The task –
Check each line of the listing for the string "name", count the lines that have it, and answer with that number only.

Recorded data

┄┄┄┄┄┄

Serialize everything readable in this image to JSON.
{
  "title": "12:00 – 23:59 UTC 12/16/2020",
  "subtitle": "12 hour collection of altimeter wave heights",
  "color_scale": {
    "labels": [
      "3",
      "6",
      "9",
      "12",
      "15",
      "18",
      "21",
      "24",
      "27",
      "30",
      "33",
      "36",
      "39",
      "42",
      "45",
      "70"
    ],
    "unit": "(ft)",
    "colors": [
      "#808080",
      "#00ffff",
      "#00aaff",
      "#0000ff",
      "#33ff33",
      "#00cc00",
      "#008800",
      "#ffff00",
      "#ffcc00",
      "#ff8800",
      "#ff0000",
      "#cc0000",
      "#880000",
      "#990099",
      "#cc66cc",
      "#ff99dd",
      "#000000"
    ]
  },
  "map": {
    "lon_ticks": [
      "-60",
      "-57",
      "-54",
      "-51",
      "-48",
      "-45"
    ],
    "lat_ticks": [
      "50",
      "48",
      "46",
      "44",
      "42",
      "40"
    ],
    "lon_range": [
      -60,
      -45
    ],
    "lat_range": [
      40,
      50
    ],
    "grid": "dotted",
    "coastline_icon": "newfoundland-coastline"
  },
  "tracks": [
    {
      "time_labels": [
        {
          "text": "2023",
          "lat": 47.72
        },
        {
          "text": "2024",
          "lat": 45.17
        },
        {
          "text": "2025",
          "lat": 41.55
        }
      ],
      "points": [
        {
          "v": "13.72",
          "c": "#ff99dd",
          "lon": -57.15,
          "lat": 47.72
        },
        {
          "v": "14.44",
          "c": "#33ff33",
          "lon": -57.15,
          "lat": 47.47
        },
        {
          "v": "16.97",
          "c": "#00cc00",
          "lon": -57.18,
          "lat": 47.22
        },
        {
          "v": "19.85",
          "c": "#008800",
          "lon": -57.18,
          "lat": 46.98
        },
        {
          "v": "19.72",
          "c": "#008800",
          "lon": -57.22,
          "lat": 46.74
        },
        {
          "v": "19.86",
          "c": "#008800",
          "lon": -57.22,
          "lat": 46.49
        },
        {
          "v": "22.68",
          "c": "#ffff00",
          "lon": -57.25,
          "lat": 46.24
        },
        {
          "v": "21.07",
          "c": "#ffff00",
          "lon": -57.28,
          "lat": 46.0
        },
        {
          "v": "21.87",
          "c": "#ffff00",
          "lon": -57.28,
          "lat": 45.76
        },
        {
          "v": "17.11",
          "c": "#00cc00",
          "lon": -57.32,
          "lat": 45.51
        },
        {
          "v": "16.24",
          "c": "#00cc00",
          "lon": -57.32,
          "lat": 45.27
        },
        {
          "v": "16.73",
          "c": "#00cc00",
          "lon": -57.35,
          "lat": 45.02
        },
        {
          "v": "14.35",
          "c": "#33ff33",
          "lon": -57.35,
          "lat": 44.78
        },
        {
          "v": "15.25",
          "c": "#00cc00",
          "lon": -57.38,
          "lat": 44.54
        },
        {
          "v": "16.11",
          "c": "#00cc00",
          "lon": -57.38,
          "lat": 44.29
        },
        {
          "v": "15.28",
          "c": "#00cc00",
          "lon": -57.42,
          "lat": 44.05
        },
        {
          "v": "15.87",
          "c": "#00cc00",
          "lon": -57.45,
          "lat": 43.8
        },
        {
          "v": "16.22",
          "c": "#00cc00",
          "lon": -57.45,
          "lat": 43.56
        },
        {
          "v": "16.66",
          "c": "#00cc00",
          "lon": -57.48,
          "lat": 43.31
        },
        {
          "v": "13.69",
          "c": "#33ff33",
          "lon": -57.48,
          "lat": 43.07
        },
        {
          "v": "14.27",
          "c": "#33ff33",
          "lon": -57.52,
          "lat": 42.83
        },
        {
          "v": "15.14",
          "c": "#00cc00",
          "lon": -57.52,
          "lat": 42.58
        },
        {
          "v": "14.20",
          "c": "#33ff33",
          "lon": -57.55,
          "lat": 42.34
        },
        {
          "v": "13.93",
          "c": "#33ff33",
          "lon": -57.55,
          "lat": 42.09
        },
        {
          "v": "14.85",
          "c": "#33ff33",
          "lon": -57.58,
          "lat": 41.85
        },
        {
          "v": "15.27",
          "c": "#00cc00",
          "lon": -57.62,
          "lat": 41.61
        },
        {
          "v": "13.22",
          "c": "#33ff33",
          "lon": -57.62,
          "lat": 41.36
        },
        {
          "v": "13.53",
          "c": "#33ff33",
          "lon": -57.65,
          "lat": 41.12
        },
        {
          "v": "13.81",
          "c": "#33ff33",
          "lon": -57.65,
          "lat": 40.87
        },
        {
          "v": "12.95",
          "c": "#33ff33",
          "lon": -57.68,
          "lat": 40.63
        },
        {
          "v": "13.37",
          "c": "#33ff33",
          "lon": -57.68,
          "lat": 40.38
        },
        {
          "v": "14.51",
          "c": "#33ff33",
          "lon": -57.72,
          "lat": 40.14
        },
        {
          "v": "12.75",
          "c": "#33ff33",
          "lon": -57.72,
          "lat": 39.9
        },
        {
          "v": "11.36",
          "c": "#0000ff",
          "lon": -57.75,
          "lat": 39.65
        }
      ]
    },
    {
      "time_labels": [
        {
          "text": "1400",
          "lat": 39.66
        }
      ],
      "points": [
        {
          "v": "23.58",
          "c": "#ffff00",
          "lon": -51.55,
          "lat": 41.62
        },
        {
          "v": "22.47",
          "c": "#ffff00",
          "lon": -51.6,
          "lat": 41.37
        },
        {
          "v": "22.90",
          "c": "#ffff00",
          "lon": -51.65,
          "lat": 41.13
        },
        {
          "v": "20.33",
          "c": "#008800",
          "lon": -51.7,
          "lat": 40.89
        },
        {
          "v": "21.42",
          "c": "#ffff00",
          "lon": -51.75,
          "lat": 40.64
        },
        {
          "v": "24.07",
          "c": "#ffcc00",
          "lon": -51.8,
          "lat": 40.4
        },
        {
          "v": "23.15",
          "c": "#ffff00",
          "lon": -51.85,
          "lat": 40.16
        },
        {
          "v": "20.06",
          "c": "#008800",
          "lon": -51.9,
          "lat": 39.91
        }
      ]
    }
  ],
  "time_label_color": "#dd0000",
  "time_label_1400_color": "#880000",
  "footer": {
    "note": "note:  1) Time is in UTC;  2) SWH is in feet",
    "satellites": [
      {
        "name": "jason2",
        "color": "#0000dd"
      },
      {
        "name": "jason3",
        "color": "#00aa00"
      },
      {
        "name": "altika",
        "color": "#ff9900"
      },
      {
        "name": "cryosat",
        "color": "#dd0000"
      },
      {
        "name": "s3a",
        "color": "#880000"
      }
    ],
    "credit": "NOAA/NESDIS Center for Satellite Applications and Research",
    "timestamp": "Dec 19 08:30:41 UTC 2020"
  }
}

┄┄┄┄┄┄

Written reply –
5